What is needed:
Omit the pictures, then reproduce every remaining record exactly.

Listed entries:
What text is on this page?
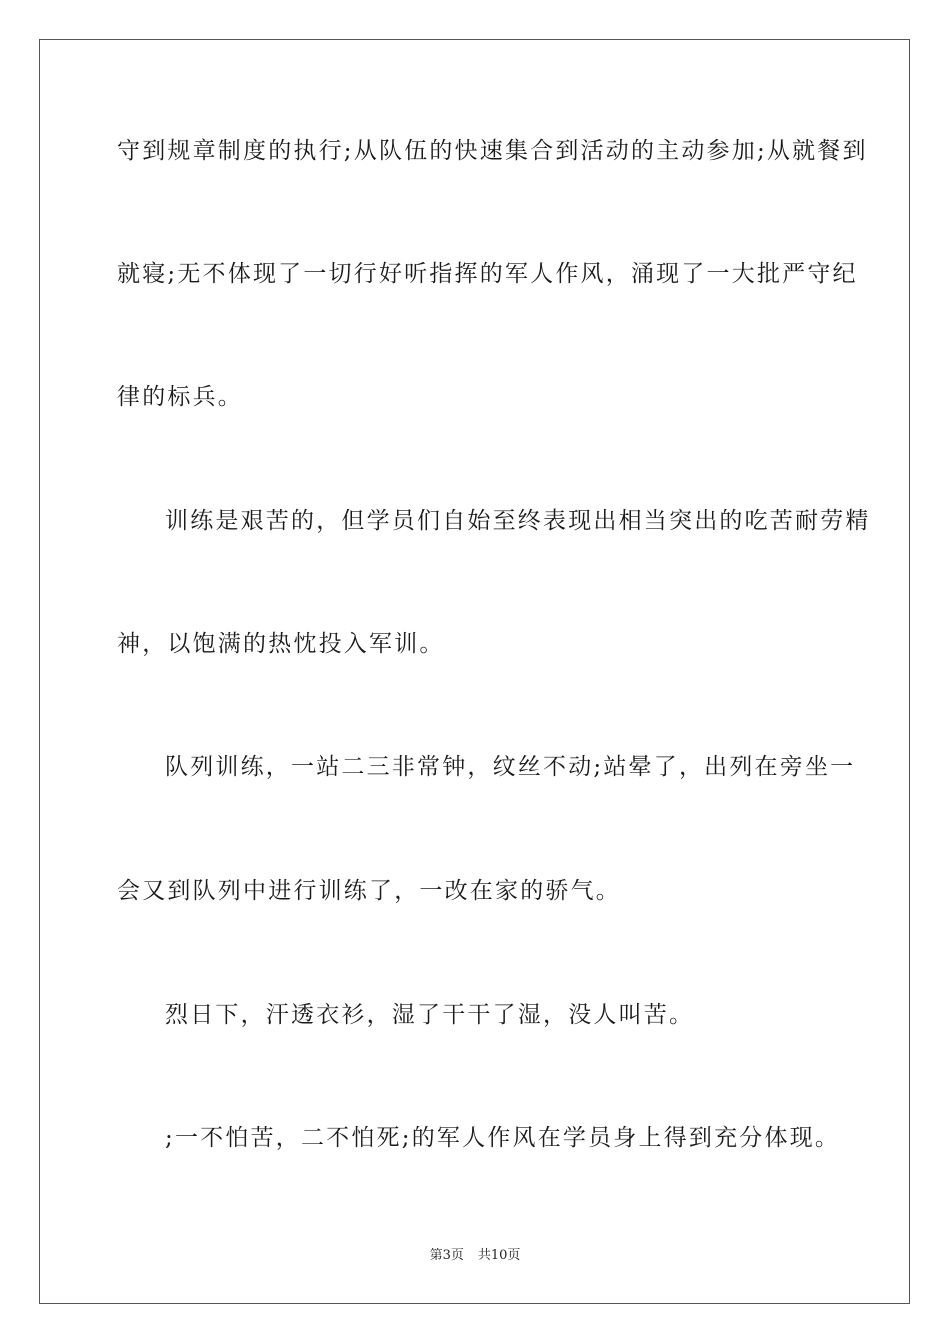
守到规章制度的执行;从队伍的快速集合到活动的主动参加;从就餐到
就寝;无不体现了一切行好听指挥的军人作风，涌现了一大批严守纪
律的标兵。
训练是艰苦的，但学员们自始至终表现出相当突出的吃苦耐劳精
神，以饱满的热忱投入军训。
队列训练，一站二三非常钟，纹丝不动;站晕了，出列在旁坐一
会又到队列中进行训练了，一改在家的骄气。
烈日下，汗透衣衫，湿了干干了湿，没人叫苦。
;一不怕苦，二不怕死;的军人作风在学员身上得到充分体现。
第3页 共10页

Complete output:
What text is on this page?
守到规章制度的执行;从队伍的快速集合到活动的主动参加;从就餐到
就寝;无不体现了一切行好听指挥的军人作风，涌现了一大批严守纪
律的标兵。
训练是艰苦的，但学员们自始至终表现出相当突出的吃苦耐劳精
神，以饱满的热忱投入军训。
队列训练，一站二三非常钟，纹丝不动;站晕了，出列在旁坐一
会又到队列中进行训练了，一改在家的骄气。
烈日下，汗透衣衫，湿了干干了湿，没人叫苦。
;一不怕苦，二不怕死;的军人作风在学员身上得到充分体现。
第3页 共10页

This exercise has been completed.